Return every record below exactly as written, omitting any pictures.

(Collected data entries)
[BEGIN]

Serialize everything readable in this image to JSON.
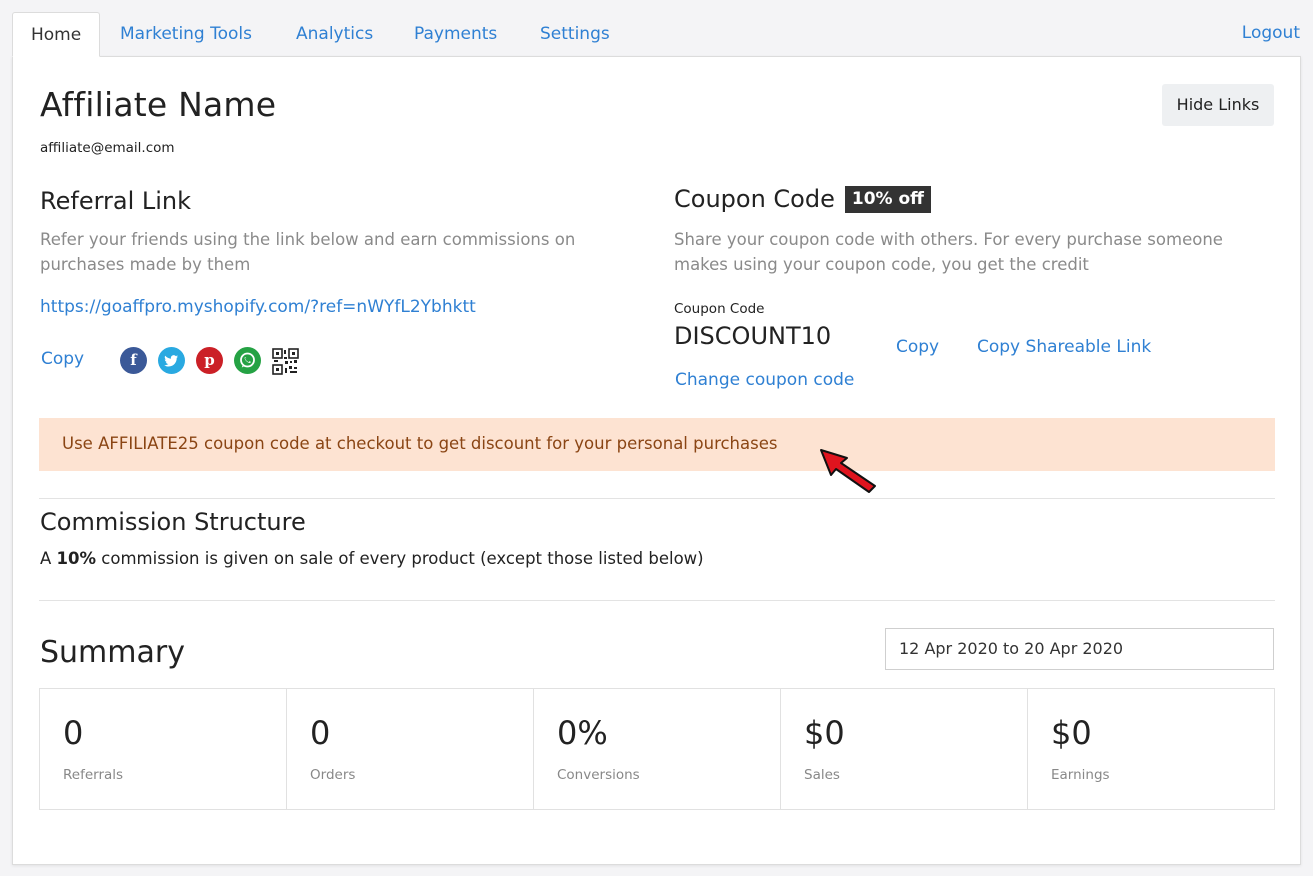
{
  "tabs": [
    {
      "label": "Home"
    },
    {
      "label": "Marketing Tools"
    },
    {
      "label": "Analytics"
    },
    {
      "label": "Payments"
    },
    {
      "label": "Settings"
    }
  ],
  "logout_label": "Logout",
  "profile": {
    "name": "Affiliate Name",
    "email": "affiliate@email.com",
    "hide_links_label": "Hide Links"
  },
  "referral": {
    "title": "Referral Link",
    "description": "Refer your friends using the link below and earn commissions on purchases made by them",
    "url": "https://goaffpro.myshopify.com/?ref=nWYfL2Ybhktt",
    "copy_label": "Copy",
    "share_icons": [
      "facebook-icon",
      "twitter-icon",
      "pinterest-icon",
      "whatsapp-icon",
      "qr-code-icon"
    ]
  },
  "coupon": {
    "title": "Coupon Code",
    "badge": "10% off",
    "description": "Share your coupon code with others. For every purchase someone makes using your coupon code, you get the credit",
    "field_label": "Coupon Code",
    "code": "DISCOUNT10",
    "copy_label": "Copy",
    "copy_shareable_label": "Copy Shareable Link",
    "change_label": "Change coupon code"
  },
  "alert": {
    "text": "Use AFFILIATE25 coupon code at checkout to get discount for your personal purchases"
  },
  "commission": {
    "title": "Commission Structure",
    "prefix": "A ",
    "rate": "10%",
    "suffix": " commission is given on sale of every product (except those listed below)"
  },
  "summary": {
    "title": "Summary",
    "date_range": "12 Apr 2020 to 20 Apr 2020",
    "stats": [
      {
        "value": "0",
        "label": "Referrals"
      },
      {
        "value": "0",
        "label": "Orders"
      },
      {
        "value": "0%",
        "label": "Conversions"
      },
      {
        "value": "$0",
        "label": "Sales"
      },
      {
        "value": "$0",
        "label": "Earnings"
      }
    ]
  },
  "colors": {
    "link": "#2f80d3",
    "alert_bg": "#fde3d2",
    "alert_text": "#8a4514",
    "badge_bg": "#333333",
    "arrow": "#e0141e"
  }
}
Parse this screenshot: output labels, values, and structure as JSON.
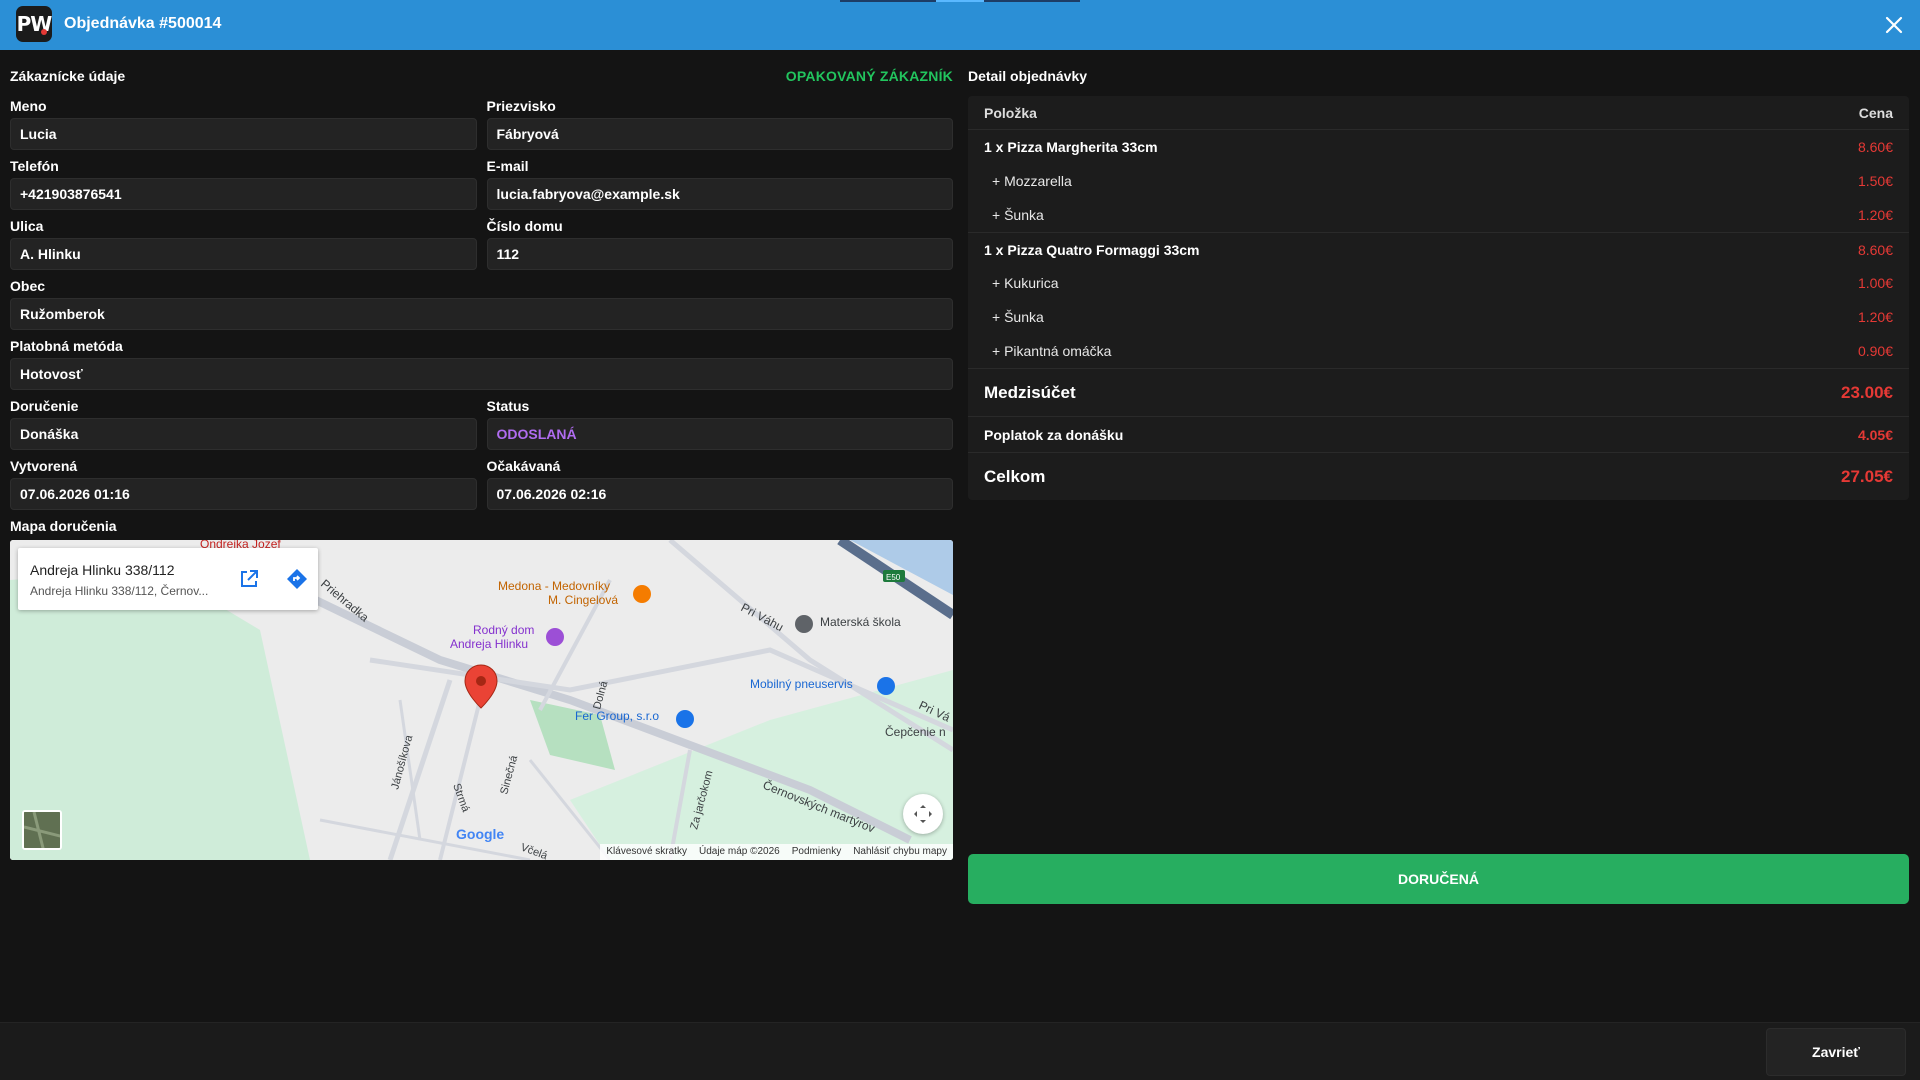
{
  "header": {
    "logo_text": "PW",
    "title": "Objednávka #500014",
    "close_icon": "close-icon"
  },
  "customer": {
    "section_title": "Zákaznícke údaje",
    "repeat_badge": "OPAKOVANÝ ZÁKAZNÍK",
    "first_name": {
      "label": "Meno",
      "value": "Lucia"
    },
    "last_name": {
      "label": "Priezvisko",
      "value": "Fábryová"
    },
    "phone": {
      "label": "Telefón",
      "value": "+421903876541"
    },
    "email": {
      "label": "E-mail",
      "value": "lucia.fabryova@example.sk"
    },
    "street": {
      "label": "Ulica",
      "value": "A. Hlinku"
    },
    "house_number": {
      "label": "Číslo domu",
      "value": "112"
    },
    "city": {
      "label": "Obec",
      "value": "Ružomberok"
    },
    "payment": {
      "label": "Platobná metóda",
      "value": "Hotovosť"
    },
    "delivery": {
      "label": "Doručenie",
      "value": "Donáška"
    },
    "status": {
      "label": "Status",
      "value": "ODOSLANÁ",
      "color": "#b06cf0"
    },
    "created": {
      "label": "Vytvorená",
      "value": "07.06.2026 01:16"
    },
    "expected": {
      "label": "Očakávaná",
      "value": "07.06.2026 02:16"
    }
  },
  "map": {
    "title": "Mapa doručenia",
    "place_name": "Andreja Hlinku 338/112",
    "place_address": "Andreja Hlinku 338/112, Černov...",
    "labels": {
      "ondrejka": "Ondrejka Jozef",
      "priehradka": "Priehradka",
      "medona1": "Medona - Medovníky",
      "medona2": "M. Cingelová",
      "rodny1": "Rodný dom",
      "rodny2": "Andreja Hlinku",
      "skola": "Materská škola",
      "pri_vahu": "Pri Váhu",
      "pri_vahu2": "Pri Vá",
      "pneuservis": "Mobilný pneuservis",
      "fer": "Fer Group, s.r.o",
      "cepcenie": "Čepčenie n",
      "dolna": "Dolná",
      "janosikova": "Jánošíkova",
      "strma": "Strmá",
      "sinecna": "Sinečná",
      "za_jarockom": "Za jarčokom",
      "cernovsky": "Černovských martýrov",
      "vcela": "Včelá",
      "e50": "E50"
    },
    "google": "Google",
    "footer": [
      "Klávesové skratky",
      "Údaje máp ©2026",
      "Podmienky",
      "Nahlásiť chybu mapy"
    ]
  },
  "order": {
    "section_title": "Detail objednávky",
    "col_item": "Položka",
    "col_price": "Cena",
    "items": [
      {
        "name": "1 x Pizza Margherita 33cm",
        "price": "8.60€",
        "extras": [
          {
            "name": "+ Mozzarella",
            "price": "1.50€"
          },
          {
            "name": "+ Šunka",
            "price": "1.20€"
          }
        ]
      },
      {
        "name": "1 x Pizza Quatro Formaggi 33cm",
        "price": "8.60€",
        "extras": [
          {
            "name": "+ Kukurica",
            "price": "1.00€"
          },
          {
            "name": "+ Šunka",
            "price": "1.20€"
          },
          {
            "name": "+ Pikantná omáčka",
            "price": "0.90€"
          }
        ]
      }
    ],
    "subtotal": {
      "label": "Medzisúčet",
      "value": "23.00€"
    },
    "fee": {
      "label": "Poplatok za donášku",
      "value": "4.05€"
    },
    "total": {
      "label": "Celkom",
      "value": "27.05€"
    },
    "price_color": "#e53935"
  },
  "actions": {
    "delivered": "DORUČENÁ",
    "close": "Zavrieť"
  },
  "colors": {
    "header": "#2b8fd6",
    "accent_green": "#27ae60",
    "repeat_green": "#22c55e"
  }
}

[END]

| Result |
Serialize everything readable in this image to JSON.
{
  "tabs": [
    {
      "label": "Home"
    },
    {
      "label": "Marketing Tools"
    },
    {
      "label": "Analytics"
    },
    {
      "label": "Payments"
    },
    {
      "label": "Settings"
    }
  ],
  "logout_label": "Logout",
  "profile": {
    "name": "Affiliate Name",
    "email": "affiliate@email.com",
    "hide_links_label": "Hide Links"
  },
  "referral": {
    "title": "Referral Link",
    "description": "Refer your friends using the link below and earn commissions on purchases made by them",
    "url": "https://goaffpro.myshopify.com/?ref=nWYfL2Ybhktt",
    "copy_label": "Copy",
    "share_icons": [
      "facebook-icon",
      "twitter-icon",
      "pinterest-icon",
      "whatsapp-icon",
      "qr-code-icon"
    ]
  },
  "coupon": {
    "title": "Coupon Code",
    "badge": "10% off",
    "description": "Share your coupon code with others. For every purchase someone makes using your coupon code, you get the credit",
    "field_label": "Coupon Code",
    "code": "DISCOUNT10",
    "copy_label": "Copy",
    "copy_shareable_label": "Copy Shareable Link",
    "change_label": "Change coupon code"
  },
  "alert": {
    "text": "Use AFFILIATE25 coupon code at checkout to get discount for your personal purchases"
  },
  "commission": {
    "title": "Commission Structure",
    "prefix": "A ",
    "rate": "10%",
    "suffix": " commission is given on sale of every product (except those listed below)"
  },
  "summary": {
    "title": "Summary",
    "date_range": "12 Apr 2020 to 20 Apr 2020",
    "stats": [
      {
        "value": "0",
        "label": "Referrals"
      },
      {
        "value": "0",
        "label": "Orders"
      },
      {
        "value": "0%",
        "label": "Conversions"
      },
      {
        "value": "$0",
        "label": "Sales"
      },
      {
        "value": "$0",
        "label": "Earnings"
      }
    ]
  },
  "colors": {
    "link": "#2f80d3",
    "alert_bg": "#fde3d2",
    "alert_text": "#8a4514",
    "badge_bg": "#333333",
    "arrow": "#e0141e"
  }
}
Parse this screenshot: output labels, values, and structure as JSON.
{
  "header": {
    "logo_text": "PW",
    "title": "Objednávka #500014",
    "close_icon": "close-icon"
  },
  "customer": {
    "section_title": "Zákaznícke údaje",
    "repeat_badge": "OPAKOVANÝ ZÁKAZNÍK",
    "first_name": {
      "label": "Meno",
      "value": "Lucia"
    },
    "last_name": {
      "label": "Priezvisko",
      "value": "Fábryová"
    },
    "phone": {
      "label": "Telefón",
      "value": "+421903876541"
    },
    "email": {
      "label": "E-mail",
      "value": "lucia.fabryova@example.sk"
    },
    "street": {
      "label": "Ulica",
      "value": "A. Hlinku"
    },
    "house_number": {
      "label": "Číslo domu",
      "value": "112"
    },
    "city": {
      "label": "Obec",
      "value": "Ružomberok"
    },
    "payment": {
      "label": "Platobná metóda",
      "value": "Hotovosť"
    },
    "delivery": {
      "label": "Doručenie",
      "value": "Donáška"
    },
    "status": {
      "label": "Status",
      "value": "ODOSLANÁ",
      "color": "#b06cf0"
    },
    "created": {
      "label": "Vytvorená",
      "value": "07.06.2026 01:16"
    },
    "expected": {
      "label": "Očakávaná",
      "value": "07.06.2026 02:16"
    }
  },
  "map": {
    "title": "Mapa doručenia",
    "place_name": "Andreja Hlinku 338/112",
    "place_address": "Andreja Hlinku 338/112, Černov...",
    "labels": {
      "ondrejka": "Ondrejka Jozef",
      "priehradka": "Priehradka",
      "medona1": "Medona - Medovníky",
      "medona2": "M. Cingelová",
      "rodny1": "Rodný dom",
      "rodny2": "Andreja Hlinku",
      "skola": "Materská škola",
      "pri_vahu": "Pri Váhu",
      "pri_vahu2": "Pri Vá",
      "pneuservis": "Mobilný pneuservis",
      "fer": "Fer Group, s.r.o",
      "cepcenie": "Čepčenie n",
      "dolna": "Dolná",
      "janosikova": "Jánošíkova",
      "strma": "Strmá",
      "sinecna": "Sinečná",
      "za_jarockom": "Za jarčokom",
      "cernovsky": "Černovských martýrov",
      "vcela": "Včelá",
      "e50": "E50"
    },
    "google": "Google",
    "footer": [
      "Klávesové skratky",
      "Údaje máp ©2026",
      "Podmienky",
      "Nahlásiť chybu mapy"
    ]
  },
  "order": {
    "section_title": "Detail objednávky",
    "col_item": "Položka",
    "col_price": "Cena",
    "items": [
      {
        "name": "1 x Pizza Margherita 33cm",
        "price": "8.60€",
        "extras": [
          {
            "name": "+ Mozzarella",
            "price": "1.50€"
          },
          {
            "name": "+ Šunka",
            "price": "1.20€"
          }
        ]
      },
      {
        "name": "1 x Pizza Quatro Formaggi 33cm",
        "price": "8.60€",
        "extras": [
          {
            "name": "+ Kukurica",
            "price": "1.00€"
          },
          {
            "name": "+ Šunka",
            "price": "1.20€"
          },
          {
            "name": "+ Pikantná omáčka",
            "price": "0.90€"
          }
        ]
      }
    ],
    "subtotal": {
      "label": "Medzisúčet",
      "value": "23.00€"
    },
    "fee": {
      "label": "Poplatok za donášku",
      "value": "4.05€"
    },
    "total": {
      "label": "Celkom",
      "value": "27.05€"
    },
    "price_color": "#e53935"
  },
  "actions": {
    "delivered": "DORUČENÁ",
    "close": "Zavrieť"
  },
  "colors": {
    "header": "#2b8fd6",
    "accent_green": "#27ae60",
    "repeat_green": "#22c55e"
  }
}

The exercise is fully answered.